What this task involves
Quote the data below in full, please, without altering anything.
★ ★ ★ ★ ★
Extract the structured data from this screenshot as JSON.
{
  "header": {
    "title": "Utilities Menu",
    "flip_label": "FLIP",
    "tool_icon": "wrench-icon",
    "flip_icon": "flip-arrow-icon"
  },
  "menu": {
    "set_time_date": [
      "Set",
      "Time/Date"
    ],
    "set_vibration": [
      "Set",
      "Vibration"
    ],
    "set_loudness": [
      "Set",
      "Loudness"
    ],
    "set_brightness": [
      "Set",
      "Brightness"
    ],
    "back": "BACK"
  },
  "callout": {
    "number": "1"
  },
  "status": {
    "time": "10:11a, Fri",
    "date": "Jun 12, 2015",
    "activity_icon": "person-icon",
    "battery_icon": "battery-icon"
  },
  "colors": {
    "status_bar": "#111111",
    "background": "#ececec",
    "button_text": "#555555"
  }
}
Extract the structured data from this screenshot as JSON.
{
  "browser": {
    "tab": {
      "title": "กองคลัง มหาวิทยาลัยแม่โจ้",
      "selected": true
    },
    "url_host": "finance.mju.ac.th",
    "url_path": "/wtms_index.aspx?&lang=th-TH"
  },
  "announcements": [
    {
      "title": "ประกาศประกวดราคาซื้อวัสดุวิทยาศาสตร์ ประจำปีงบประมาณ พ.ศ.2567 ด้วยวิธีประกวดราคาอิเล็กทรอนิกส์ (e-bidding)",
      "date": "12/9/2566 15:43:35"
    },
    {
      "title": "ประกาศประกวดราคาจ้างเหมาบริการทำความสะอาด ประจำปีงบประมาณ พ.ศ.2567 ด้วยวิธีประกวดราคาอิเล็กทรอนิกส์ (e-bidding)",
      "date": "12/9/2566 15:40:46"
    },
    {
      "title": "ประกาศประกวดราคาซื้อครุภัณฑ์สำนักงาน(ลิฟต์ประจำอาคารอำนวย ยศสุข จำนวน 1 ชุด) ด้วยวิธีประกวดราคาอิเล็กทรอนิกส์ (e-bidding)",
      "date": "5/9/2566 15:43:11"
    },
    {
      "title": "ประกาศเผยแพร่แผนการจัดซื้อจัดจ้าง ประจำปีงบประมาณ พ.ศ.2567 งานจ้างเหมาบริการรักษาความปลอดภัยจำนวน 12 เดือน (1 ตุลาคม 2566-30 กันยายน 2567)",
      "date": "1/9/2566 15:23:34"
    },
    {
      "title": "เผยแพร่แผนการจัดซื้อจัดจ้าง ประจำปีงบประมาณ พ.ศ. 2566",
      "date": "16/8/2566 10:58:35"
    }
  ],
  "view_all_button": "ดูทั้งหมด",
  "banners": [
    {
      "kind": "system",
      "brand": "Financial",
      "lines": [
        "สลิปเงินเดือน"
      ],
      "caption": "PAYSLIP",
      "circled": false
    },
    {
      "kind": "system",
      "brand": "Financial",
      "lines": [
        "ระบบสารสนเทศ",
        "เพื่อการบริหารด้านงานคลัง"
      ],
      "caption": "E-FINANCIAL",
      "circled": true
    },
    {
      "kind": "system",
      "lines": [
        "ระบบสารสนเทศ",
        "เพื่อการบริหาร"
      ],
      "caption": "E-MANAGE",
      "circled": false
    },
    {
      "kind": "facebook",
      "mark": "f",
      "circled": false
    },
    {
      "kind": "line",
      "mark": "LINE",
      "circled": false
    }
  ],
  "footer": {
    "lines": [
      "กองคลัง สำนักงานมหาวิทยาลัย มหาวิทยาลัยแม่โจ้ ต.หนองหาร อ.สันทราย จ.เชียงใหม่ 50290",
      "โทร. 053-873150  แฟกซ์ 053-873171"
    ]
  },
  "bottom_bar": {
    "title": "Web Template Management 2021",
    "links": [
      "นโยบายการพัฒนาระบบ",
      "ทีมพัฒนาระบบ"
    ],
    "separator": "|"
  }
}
★ ★ ★ ★ ★
Correct response
Extract the structured data from this screenshot as JSON.
{
  "header": {
    "title": "Utilities Menu",
    "flip_label": "FLIP",
    "tool_icon": "wrench-icon",
    "flip_icon": "flip-arrow-icon"
  },
  "menu": {
    "set_time_date": [
      "Set",
      "Time/Date"
    ],
    "set_vibration": [
      "Set",
      "Vibration"
    ],
    "set_loudness": [
      "Set",
      "Loudness"
    ],
    "set_brightness": [
      "Set",
      "Brightness"
    ],
    "back": "BACK"
  },
  "callout": {
    "number": "1"
  },
  "status": {
    "time": "10:11a, Fri",
    "date": "Jun 12, 2015",
    "activity_icon": "person-icon",
    "battery_icon": "battery-icon"
  },
  "colors": {
    "status_bar": "#111111",
    "background": "#ececec",
    "button_text": "#555555"
  }
}
Extract the structured data from this screenshot as JSON.
{
  "browser": {
    "tab": {
      "title": "กองคลัง มหาวิทยาลัยแม่โจ้",
      "selected": true
    },
    "url_host": "finance.mju.ac.th",
    "url_path": "/wtms_index.aspx?&lang=th-TH"
  },
  "announcements": [
    {
      "title": "ประกาศประกวดราคาซื้อวัสดุวิทยาศาสตร์ ประจำปีงบประมาณ พ.ศ.2567 ด้วยวิธีประกวดราคาอิเล็กทรอนิกส์ (e-bidding)",
      "date": "12/9/2566 15:43:35"
    },
    {
      "title": "ประกาศประกวดราคาจ้างเหมาบริการทำความสะอาด ประจำปีงบประมาณ พ.ศ.2567 ด้วยวิธีประกวดราคาอิเล็กทรอนิกส์ (e-bidding)",
      "date": "12/9/2566 15:40:46"
    },
    {
      "title": "ประกาศประกวดราคาซื้อครุภัณฑ์สำนักงาน(ลิฟต์ประจำอาคารอำนวย ยศสุข จำนวน 1 ชุด) ด้วยวิธีประกวดราคาอิเล็กทรอนิกส์ (e-bidding)",
      "date": "5/9/2566 15:43:11"
    },
    {
      "title": "ประกาศเผยแพร่แผนการจัดซื้อจัดจ้าง ประจำปีงบประมาณ พ.ศ.2567 งานจ้างเหมาบริการรักษาความปลอดภัยจำนวน 12 เดือน (1 ตุลาคม 2566-30 กันยายน 2567)",
      "date": "1/9/2566 15:23:34"
    },
    {
      "title": "เผยแพร่แผนการจัดซื้อจัดจ้าง ประจำปีงบประมาณ พ.ศ. 2566",
      "date": "16/8/2566 10:58:35"
    }
  ],
  "view_all_button": "ดูทั้งหมด",
  "banners": [
    {
      "kind": "system",
      "brand": "Financial",
      "lines": [
        "สลิปเงินเดือน"
      ],
      "caption": "PAYSLIP",
      "circled": false
    },
    {
      "kind": "system",
      "brand": "Financial",
      "lines": [
        "ระบบสารสนเทศ",
        "เพื่อการบริหารด้านงานคลัง"
      ],
      "caption": "E-FINANCIAL",
      "circled": true
    },
    {
      "kind": "system",
      "lines": [
        "ระบบสารสนเทศ",
        "เพื่อการบริหาร"
      ],
      "caption": "E-MANAGE",
      "circled": false
    },
    {
      "kind": "facebook",
      "mark": "f",
      "circled": false
    },
    {
      "kind": "line",
      "mark": "LINE",
      "circled": false
    }
  ],
  "footer": {
    "lines": [
      "กองคลัง สำนักงานมหาวิทยาลัย มหาวิทยาลัยแม่โจ้ ต.หนองหาร อ.สันทราย จ.เชียงใหม่ 50290",
      "โทร. 053-873150  แฟกซ์ 053-873171"
    ]
  },
  "bottom_bar": {
    "title": "Web Template Management 2021",
    "links": [
      "นโยบายการพัฒนาระบบ",
      "ทีมพัฒนาระบบ"
    ],
    "separator": "|"
  }
}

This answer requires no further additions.